## Your goal
Pull out every line containing the string "Transforms".

───── Records provided ─────

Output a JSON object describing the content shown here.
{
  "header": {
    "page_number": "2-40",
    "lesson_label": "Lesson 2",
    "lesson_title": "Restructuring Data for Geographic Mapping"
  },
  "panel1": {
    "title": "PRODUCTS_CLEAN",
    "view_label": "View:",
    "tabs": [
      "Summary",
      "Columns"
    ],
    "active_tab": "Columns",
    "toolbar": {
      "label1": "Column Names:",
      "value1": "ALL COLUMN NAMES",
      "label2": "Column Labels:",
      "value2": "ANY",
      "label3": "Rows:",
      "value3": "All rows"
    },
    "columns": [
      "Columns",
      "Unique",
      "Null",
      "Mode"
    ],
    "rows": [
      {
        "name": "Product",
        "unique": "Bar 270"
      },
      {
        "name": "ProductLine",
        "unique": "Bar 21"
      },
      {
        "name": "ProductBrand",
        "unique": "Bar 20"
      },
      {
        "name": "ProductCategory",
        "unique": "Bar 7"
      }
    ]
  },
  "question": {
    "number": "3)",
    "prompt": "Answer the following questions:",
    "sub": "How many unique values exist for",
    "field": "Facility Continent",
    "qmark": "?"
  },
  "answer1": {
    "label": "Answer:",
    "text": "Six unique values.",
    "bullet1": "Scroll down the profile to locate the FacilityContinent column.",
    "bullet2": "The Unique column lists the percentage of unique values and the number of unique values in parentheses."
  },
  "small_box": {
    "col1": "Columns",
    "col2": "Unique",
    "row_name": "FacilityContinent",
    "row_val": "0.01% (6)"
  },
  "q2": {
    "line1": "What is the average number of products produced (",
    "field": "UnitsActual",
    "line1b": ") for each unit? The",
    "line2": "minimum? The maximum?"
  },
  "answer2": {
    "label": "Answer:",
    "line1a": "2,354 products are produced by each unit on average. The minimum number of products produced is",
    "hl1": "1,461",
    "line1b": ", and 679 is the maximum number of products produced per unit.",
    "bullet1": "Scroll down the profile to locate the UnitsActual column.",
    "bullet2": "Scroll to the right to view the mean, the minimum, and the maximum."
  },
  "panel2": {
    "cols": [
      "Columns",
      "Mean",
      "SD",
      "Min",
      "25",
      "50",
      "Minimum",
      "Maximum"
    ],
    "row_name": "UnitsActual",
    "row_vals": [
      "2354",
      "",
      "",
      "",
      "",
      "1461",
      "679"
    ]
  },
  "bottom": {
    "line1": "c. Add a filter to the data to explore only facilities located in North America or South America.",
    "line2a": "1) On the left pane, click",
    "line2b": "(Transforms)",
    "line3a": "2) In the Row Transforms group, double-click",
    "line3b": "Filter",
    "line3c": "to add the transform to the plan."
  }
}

─────

## Result of the exercise
    "line2b": "(Transforms)",
    "line3a": "2) In the Row Transforms group, double-click",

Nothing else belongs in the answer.